*Document text:*

★ ★ ★ ★ ★ ★ ★

The surface roughness (R_a) was measured with the help of a noncontact optical profilometer. The elemental composition is characterized by the help of EDS. Further, the contact angle is measured for the wettability study, i.e., hydrophilicity and hydrophobicity of the polished surface. It is inspected using a goniometer utilizing the sessile method of contact angle measurement. For this purpose, a water drop of 2 µl is placed over the workpiece surface before and after EP [18]. The contact angle can be utilized to calculate the surface energy of the metallic workpiece surface [19]. An angle greater than 90° signifies a hydrophobic surface, and a lesser than 90° signifies hydrophilic.

X-ray photoelectron spectroscopy (XPS) analysis is carried out to study the surface elemental composition before and after EP. The measured XPS spectra were calibrated with respect to C 1 s (284.8 eV) adventitious peak, and the samples were scanned from 0 to 1200 eV with a step size of 1 eV. Higher-resolution spectra are conducted for iron, nickel, and oxygen elements. The Gaussian function is used for background correction.

Corrosion analysis is performed by utilizing the Tafel polarization curve by conducting experiments in potentiostat. The potential is varied from − 250 to + 250 mV vs. Ag/AgCl with respect to the corrosion potential at a scan rate of 10 mVs⁻¹ using 3.5 wt.% of NaCl solution [20]. Various parameters like corrosion potential (E_corr) and corrosion current density (I_corr) are evaluated from the experimental curve. Table 2 shows the operating conditions during various operations performed to analyze the electropolished surface.

Table 2 Operating conditions

3 Results and discussions

EP is performed on the maraging steel 300 sheet. The organic electrolyte consisting of acetic acid and perchloric acid is mixed in a volume ratio of 3:1. The setup for EP is indigenously designed and fabricated. It consists of electrolytes with electrodes. The effect of different parameters such as polishing time, temperature, agitation on surface roughness, and surface reflectance are investigated. The results are discussed in the following subsections.

★ ★ ★ ★ ★ ★ ★

*What is asked:*
• 1. Duplicate everything in the electropolishing text from "Corrosion analysis is" down to "the electropolished surface.".
• 2. Does the electropolishing text support each statement? (a) A 2 µl water drop is placed on the workpiece surface both before and after EP. (b) The XPS samples were scanned with a step size of 5 eV. (c) The acetic acid and perchloric acid are mixed in a volume ratio of 1:3. Answer yes or no for each, and quote the deciding words.
The records that come next have no connection to the electropolishing text.

*Data shown:*

★ ★ ★ ★ ★ ★ ★

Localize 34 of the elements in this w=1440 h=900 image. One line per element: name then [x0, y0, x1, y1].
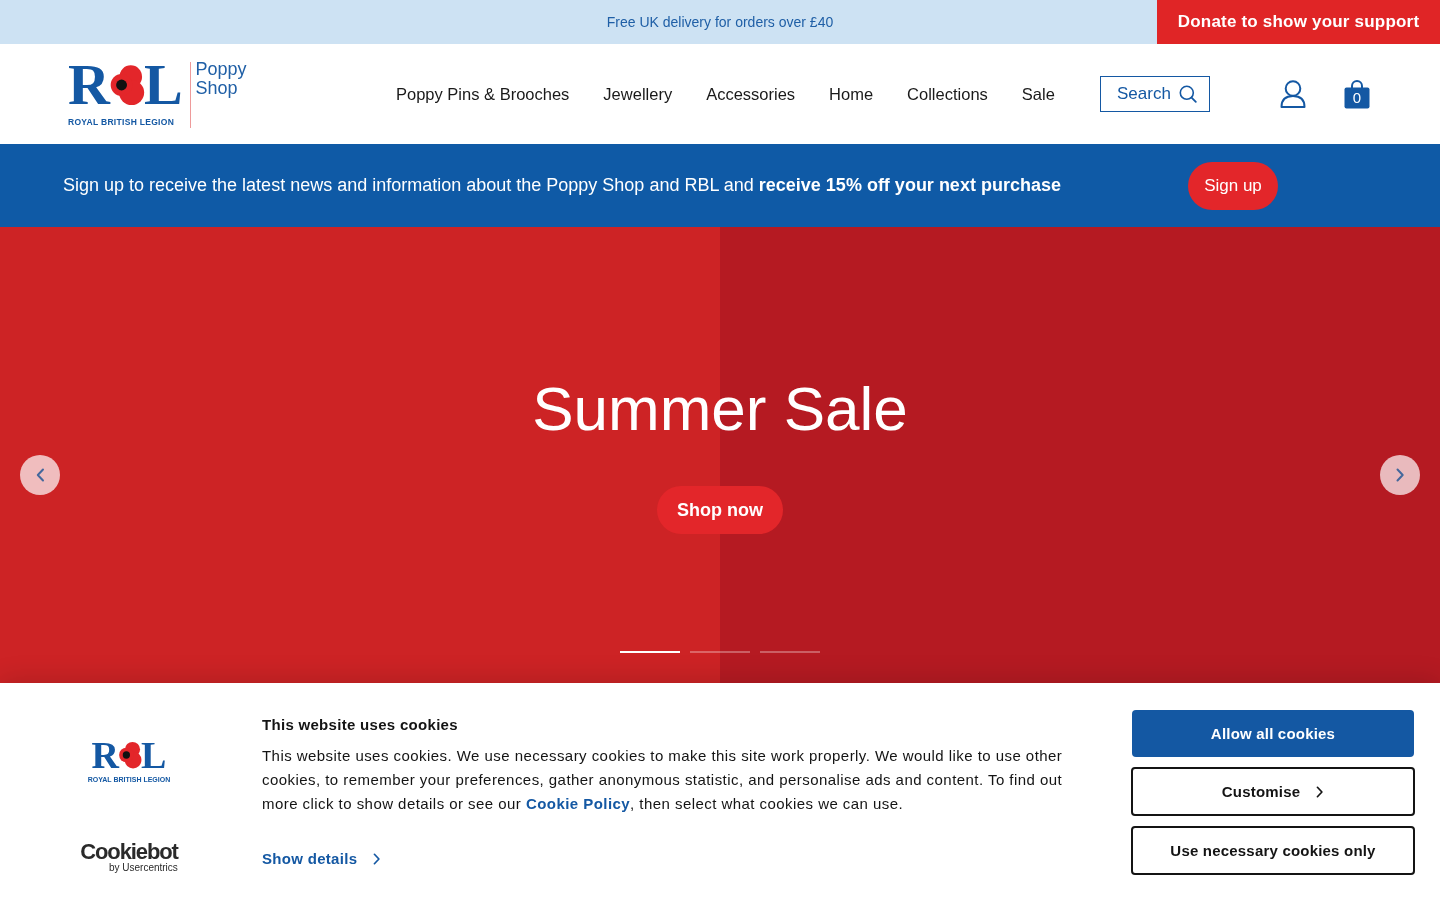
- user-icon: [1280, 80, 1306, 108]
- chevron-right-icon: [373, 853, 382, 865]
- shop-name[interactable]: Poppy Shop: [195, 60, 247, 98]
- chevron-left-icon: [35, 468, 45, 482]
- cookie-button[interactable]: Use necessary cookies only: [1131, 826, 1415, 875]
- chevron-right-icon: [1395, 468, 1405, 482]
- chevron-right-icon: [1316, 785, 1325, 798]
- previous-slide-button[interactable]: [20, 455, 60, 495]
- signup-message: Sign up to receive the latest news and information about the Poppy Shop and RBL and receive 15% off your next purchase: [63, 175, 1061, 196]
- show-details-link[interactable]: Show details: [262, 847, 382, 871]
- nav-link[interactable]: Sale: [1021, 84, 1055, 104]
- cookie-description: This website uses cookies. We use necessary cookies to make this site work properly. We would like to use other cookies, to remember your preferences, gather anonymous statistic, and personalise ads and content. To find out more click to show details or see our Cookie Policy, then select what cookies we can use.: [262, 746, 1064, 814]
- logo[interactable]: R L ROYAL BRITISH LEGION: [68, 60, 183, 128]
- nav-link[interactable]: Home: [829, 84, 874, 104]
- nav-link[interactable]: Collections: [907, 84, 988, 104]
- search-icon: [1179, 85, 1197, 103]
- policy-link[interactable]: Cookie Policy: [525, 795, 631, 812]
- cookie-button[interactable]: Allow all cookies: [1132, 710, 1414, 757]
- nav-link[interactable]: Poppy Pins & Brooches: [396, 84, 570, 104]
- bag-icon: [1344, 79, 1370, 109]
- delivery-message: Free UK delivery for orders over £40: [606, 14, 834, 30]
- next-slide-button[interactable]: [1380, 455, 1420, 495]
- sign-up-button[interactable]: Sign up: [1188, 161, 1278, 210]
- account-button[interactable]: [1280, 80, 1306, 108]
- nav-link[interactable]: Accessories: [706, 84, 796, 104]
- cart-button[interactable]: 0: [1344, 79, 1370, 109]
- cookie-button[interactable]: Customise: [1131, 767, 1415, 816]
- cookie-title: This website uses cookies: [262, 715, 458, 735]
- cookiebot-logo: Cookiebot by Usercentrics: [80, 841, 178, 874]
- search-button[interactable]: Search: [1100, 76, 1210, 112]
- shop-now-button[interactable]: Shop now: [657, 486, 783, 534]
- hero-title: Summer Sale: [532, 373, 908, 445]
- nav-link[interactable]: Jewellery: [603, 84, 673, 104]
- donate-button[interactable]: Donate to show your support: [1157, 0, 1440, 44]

★ ★ ★ ★ ★ ★ ★

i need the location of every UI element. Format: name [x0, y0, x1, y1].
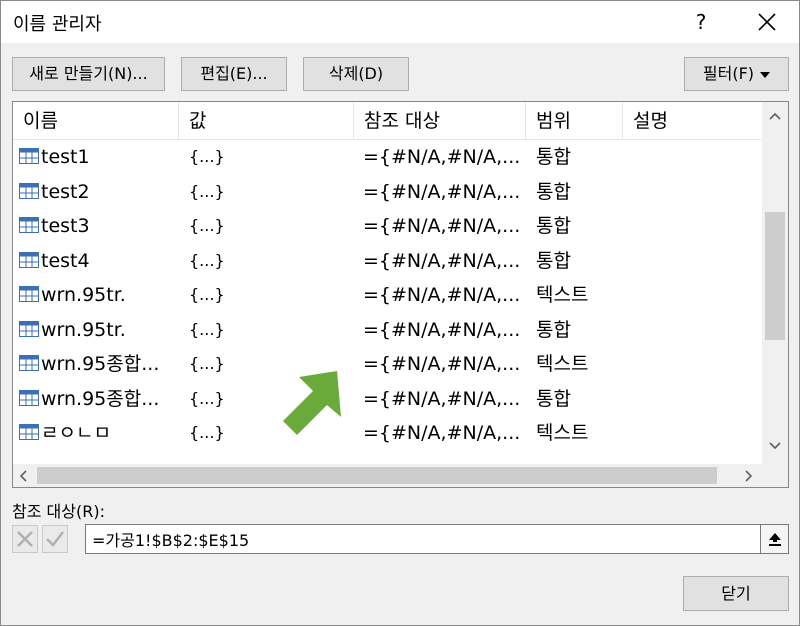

★ ★ ★ ★ ★ ★ ★

*Answers per task:*
• 1.
Corrosion analysis is performed by utilizing the Tafel polarization curve by conducting experiments in potentiostat. The potential is varied from − 250 to + 250 mV vs. Ag/AgCl with respect to the corrosion potential at a scan rate of 10 mVs⁻¹ using 3.5 wt.% of NaCl solution [20]. Various parameters like corrosion potential (E_corr) and corrosion current density (I_corr) are evaluated from the experimental curve. Table 2 shows the operating conditions during various operations performed to analyze the electropolished surface.

• 2.
(a) Yes: "a water drop of 2 µl is placed over the workpiece surface before and after EP"
(b) No: "with a step size of 1 eV"
(c) No: "is mixed in a volume ratio of 3:1"